::: INFORMATION GIVEN :::

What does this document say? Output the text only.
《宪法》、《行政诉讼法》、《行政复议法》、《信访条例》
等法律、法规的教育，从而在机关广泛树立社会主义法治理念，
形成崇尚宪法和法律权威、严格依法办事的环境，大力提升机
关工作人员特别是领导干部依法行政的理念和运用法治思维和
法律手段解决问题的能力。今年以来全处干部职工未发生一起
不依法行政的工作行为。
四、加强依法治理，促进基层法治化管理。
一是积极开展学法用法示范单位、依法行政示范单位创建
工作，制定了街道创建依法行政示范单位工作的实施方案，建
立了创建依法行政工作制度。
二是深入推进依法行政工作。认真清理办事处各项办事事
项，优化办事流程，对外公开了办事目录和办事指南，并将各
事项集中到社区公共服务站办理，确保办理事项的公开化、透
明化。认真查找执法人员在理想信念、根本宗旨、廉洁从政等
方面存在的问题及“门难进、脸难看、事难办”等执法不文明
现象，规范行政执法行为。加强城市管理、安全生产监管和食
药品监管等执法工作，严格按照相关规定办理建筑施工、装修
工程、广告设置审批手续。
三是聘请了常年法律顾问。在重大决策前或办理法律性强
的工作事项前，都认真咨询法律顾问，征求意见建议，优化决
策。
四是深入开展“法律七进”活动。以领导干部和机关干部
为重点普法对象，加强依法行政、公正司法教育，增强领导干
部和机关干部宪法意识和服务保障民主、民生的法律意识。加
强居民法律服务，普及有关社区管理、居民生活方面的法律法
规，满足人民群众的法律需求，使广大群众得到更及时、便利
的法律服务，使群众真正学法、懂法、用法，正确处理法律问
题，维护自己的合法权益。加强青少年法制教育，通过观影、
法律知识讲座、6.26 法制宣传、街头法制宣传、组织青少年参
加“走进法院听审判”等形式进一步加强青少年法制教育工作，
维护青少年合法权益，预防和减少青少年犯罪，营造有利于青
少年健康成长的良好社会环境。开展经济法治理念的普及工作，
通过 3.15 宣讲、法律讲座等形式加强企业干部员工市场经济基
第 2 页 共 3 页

:::

## TASK BRIEF
Extract the whole listing, character for character.

## EXERCISE SOLUTION
What does this document say? Output the text only.
《宪法》、《行政诉讼法》、《行政复议法》、《信访条例》
等法律、法规的教育，从而在机关广泛树立社会主义法治理念，
形成崇尚宪法和法律权威、严格依法办事的环境，大力提升机
关工作人员特别是领导干部依法行政的理念和运用法治思维和
法律手段解决问题的能力。今年以来全处干部职工未发生一起
不依法行政的工作行为。
四、加强依法治理，促进基层法治化管理。
一是积极开展学法用法示范单位、依法行政示范单位创建
工作，制定了街道创建依法行政示范单位工作的实施方案，建
立了创建依法行政工作制度。
二是深入推进依法行政工作。认真清理办事处各项办事事
项，优化办事流程，对外公开了办事目录和办事指南，并将各
事项集中到社区公共服务站办理，确保办理事项的公开化、透
明化。认真查找执法人员在理想信念、根本宗旨、廉洁从政等
方面存在的问题及“门难进、脸难看、事难办”等执法不文明
现象，规范行政执法行为。加强城市管理、安全生产监管和食
药品监管等执法工作，严格按照相关规定办理建筑施工、装修
工程、广告设置审批手续。
三是聘请了常年法律顾问。在重大决策前或办理法律性强
的工作事项前，都认真咨询法律顾问，征求意见建议，优化决
策。
四是深入开展“法律七进”活动。以领导干部和机关干部
为重点普法对象，加强依法行政、公正司法教育，增强领导干
部和机关干部宪法意识和服务保障民主、民生的法律意识。加
强居民法律服务，普及有关社区管理、居民生活方面的法律法
规，满足人民群众的法律需求，使广大群众得到更及时、便利
的法律服务，使群众真正学法、懂法、用法，正确处理法律问
题，维护自己的合法权益。加强青少年法制教育，通过观影、
法律知识讲座、6.26 法制宣传、街头法制宣传、组织青少年参
加“走进法院听审判”等形式进一步加强青少年法制教育工作，
维护青少年合法权益，预防和减少青少年犯罪，营造有利于青
少年健康成长的良好社会环境。开展经济法治理念的普及工作，
通过 3.15 宣讲、法律讲座等形式加强企业干部员工市场经济基
第 2 页 共 3 页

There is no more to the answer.